» What you need to do
Print the records below word for word, but leave out the pictures.

» Supplied material

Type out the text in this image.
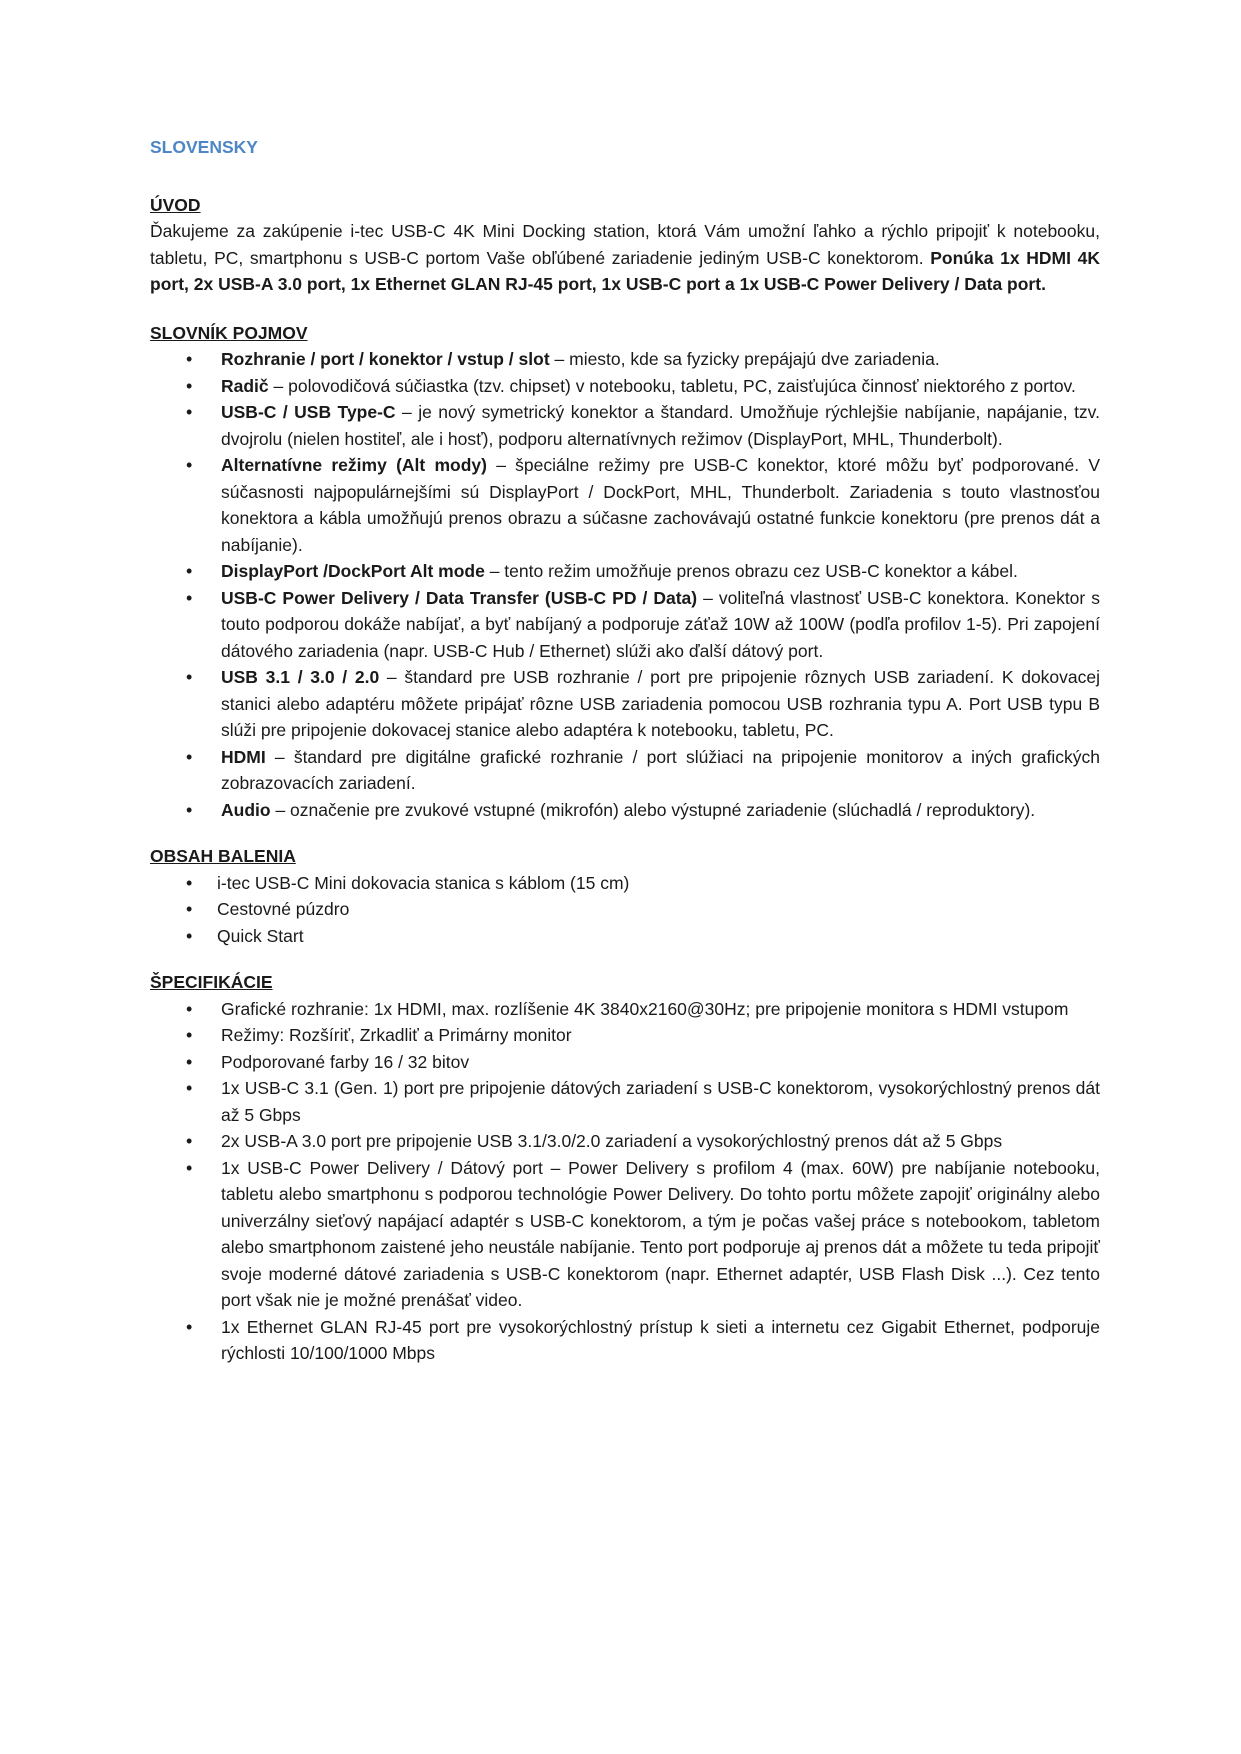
SLOVENSKY

ÚVOD

Ďakujeme za zakúpenie i-tec USB-C 4K Mini Docking station, ktorá Vám umožní ľahko a rýchlo pripojiť k notebooku, tabletu, PC, smartphonu s USB-C portom Vaše obľúbené zariadenie jediným USB-C konektorom. Ponúka 1x HDMI 4K port, 2x USB-A 3.0 port, 1x Ethernet GLAN RJ-45 port, 1x USB-C port a 1x USB-C Power Delivery / Data port.

SLOVNÍK POJMOV

• Rozhranie / port / konektor / vstup / slot – miesto, kde sa fyzicky prepájajú dve zariadenia.
• Radič – polovodičová súčiastka (tzv. chipset) v notebooku, tabletu, PC, zaisťujúca činnosť niektorého z portov.
• USB-C / USB Type-C – je nový symetrický konektor a štandard. Umožňuje rýchlejšie nabíjanie, napájanie, tzv. dvojrolu (nielen hostiteľ, ale i hosť), podporu alternatívnych režimov (DisplayPort, MHL, Thunderbolt).
• Alternatívne režimy (Alt mody) – špeciálne režimy pre USB-C konektor, ktoré môžu byť podporované. V súčasnosti najpopulárnejšími sú DisplayPort / DockPort, MHL, Thunderbolt. Zariadenia s touto vlastnosťou konektora a kábla umožňujú prenos obrazu a súčasne zachovávajú ostatné funkcie konektoru (pre prenos dát a nabíjanie).
• DisplayPort /DockPort Alt mode – tento režim umožňuje prenos obrazu cez USB-C konektor a kábel.
• USB-C Power Delivery / Data Transfer (USB-C PD / Data) – voliteľná vlastnosť USB-C konektora. Konektor s touto podporou dokáže nabíjať, a byť nabíjaný a podporuje záťaž 10W až 100W (podľa profilov 1-5). Pri zapojení dátového zariadenia (napr. USB-C Hub / Ethernet) slúži ako ďalší dátový port.
• USB 3.1 / 3.0 / 2.0 – štandard pre USB rozhranie / port pre pripojenie rôznych USB zariadení. K dokovacej stanici alebo adaptéru môžete pripájať rôzne USB zariadenia pomocou USB rozhrania typu A. Port USB typu B slúži pre pripojenie dokovacej stanice alebo adaptéra k notebooku, tabletu, PC.
• HDMI – štandard pre digitálne grafické rozhranie / port slúžiaci na pripojenie monitorov a iných grafických zobrazovacích zariadení.
• Audio – označenie pre zvukové vstupné (mikrofón) alebo výstupné zariadenie (slúchadlá / reproduktory).

OBSAH BALENIA

• i-tec USB-C Mini dokovacia stanica s káblom (15 cm)
• Cestovné púzdro
• Quick Start

ŠPECIFIKÁCIE

• Grafické rozhranie: 1x HDMI, max. rozlíšenie 4K 3840x2160@30Hz; pre pripojenie monitora s HDMI vstupom
• Režimy: Rozšíriť, Zrkadliť a Primárny monitor
• Podporované farby 16 / 32 bitov
• 1x USB-C 3.1 (Gen. 1) port pre pripojenie dátových zariadení s USB-C konektorom, vysokorýchlostný prenos dát až 5 Gbps
• 2x USB-A 3.0 port pre pripojenie USB 3.1/3.0/2.0 zariadení a vysokorýchlostný prenos dát až 5 Gbps
• 1x USB-C Power Delivery / Dátový port – Power Delivery s profilom 4 (max. 60W) pre nabíjanie notebooku, tabletu alebo smartphonu s podporou technológie Power Delivery. Do tohto portu môžete zapojiť originálny alebo univerzálny sieťový napájací adaptér s USB-C konektorom, a tým je počas vašej práce s notebookom, tabletom alebo smartphonom zaistené jeho neustále nabíjanie. Tento port podporuje aj prenos dát a môžete tu teda pripojiť svoje moderné dátové zariadenia s USB-C konektorom (napr. Ethernet adaptér, USB Flash Disk ...). Cez tento port však nie je možné prenášať video.
• 1x Ethernet GLAN RJ-45 port pre vysokorýchlostný prístup k sieti a internetu cez Gigabit Ethernet, podporuje rýchlosti 10/100/1000 Mbps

» Expected output
Type out the text in this image.
SLOVENSKY

ÚVOD

Ďakujeme za zakúpenie i-tec USB-C 4K Mini Docking station, ktorá Vám umožní ľahko a rýchlo pripojiť k notebooku, tabletu, PC, smartphonu s USB-C portom Vaše obľúbené zariadenie jediným USB-C konektorom. Ponúka 1x HDMI 4K port, 2x USB-A 3.0 port, 1x Ethernet GLAN RJ-45 port, 1x USB-C port a 1x USB-C Power Delivery / Data port.

SLOVNÍK POJMOV

• Rozhranie / port / konektor / vstup / slot – miesto, kde sa fyzicky prepájajú dve zariadenia.
• Radič – polovodičová súčiastka (tzv. chipset) v notebooku, tabletu, PC, zaisťujúca činnosť niektorého z portov.
• USB-C / USB Type-C – je nový symetrický konektor a štandard. Umožňuje rýchlejšie nabíjanie, napájanie, tzv. dvojrolu (nielen hostiteľ, ale i hosť), podporu alternatívnych režimov (DisplayPort, MHL, Thunderbolt).
• Alternatívne režimy (Alt mody) – špeciálne režimy pre USB-C konektor, ktoré môžu byť podporované. V súčasnosti najpopulárnejšími sú DisplayPort / DockPort, MHL, Thunderbolt. Zariadenia s touto vlastnosťou konektora a kábla umožňujú prenos obrazu a súčasne zachovávajú ostatné funkcie konektoru (pre prenos dát a nabíjanie).
• DisplayPort /DockPort Alt mode – tento režim umožňuje prenos obrazu cez USB-C konektor a kábel.
• USB-C Power Delivery / Data Transfer (USB-C PD / Data) – voliteľná vlastnosť USB-C konektora. Konektor s touto podporou dokáže nabíjať, a byť nabíjaný a podporuje záťaž 10W až 100W (podľa profilov 1-5). Pri zapojení dátového zariadenia (napr. USB-C Hub / Ethernet) slúži ako ďalší dátový port.
• USB 3.1 / 3.0 / 2.0 – štandard pre USB rozhranie / port pre pripojenie rôznych USB zariadení. K dokovacej stanici alebo adaptéru môžete pripájať rôzne USB zariadenia pomocou USB rozhrania typu A. Port USB typu B slúži pre pripojenie dokovacej stanice alebo adaptéra k notebooku, tabletu, PC.
• HDMI – štandard pre digitálne grafické rozhranie / port slúžiaci na pripojenie monitorov a iných grafických zobrazovacích zariadení.
• Audio – označenie pre zvukové vstupné (mikrofón) alebo výstupné zariadenie (slúchadlá / reproduktory).

OBSAH BALENIA

• i-tec USB-C Mini dokovacia stanica s káblom (15 cm)
• Cestovné púzdro
• Quick Start

ŠPECIFIKÁCIE

• Grafické rozhranie: 1x HDMI, max. rozlíšenie 4K 3840x2160@30Hz; pre pripojenie monitora s HDMI vstupom
• Režimy: Rozšíriť, Zrkadliť a Primárny monitor
• Podporované farby 16 / 32 bitov
• 1x USB-C 3.1 (Gen. 1) port pre pripojenie dátových zariadení s USB-C konektorom, vysokorýchlostný prenos dát až 5 Gbps
• 2x USB-A 3.0 port pre pripojenie USB 3.1/3.0/2.0 zariadení a vysokorýchlostný prenos dát až 5 Gbps
• 1x USB-C Power Delivery / Dátový port – Power Delivery s profilom 4 (max. 60W) pre nabíjanie notebooku, tabletu alebo smartphonu s podporou technológie Power Delivery. Do tohto portu môžete zapojiť originálny alebo univerzálny sieťový napájací adaptér s USB-C konektorom, a tým je počas vašej práce s notebookom, tabletom alebo smartphonom zaistené jeho neustále nabíjanie. Tento port podporuje aj prenos dát a môžete tu teda pripojiť svoje moderné dátové zariadenia s USB-C konektorom (napr. Ethernet adaptér, USB Flash Disk ...). Cez tento port však nie je možné prenášať video.
• 1x Ethernet GLAN RJ-45 port pre vysokorýchlostný prístup k sieti a internetu cez Gigabit Ethernet, podporuje rýchlosti 10/100/1000 Mbps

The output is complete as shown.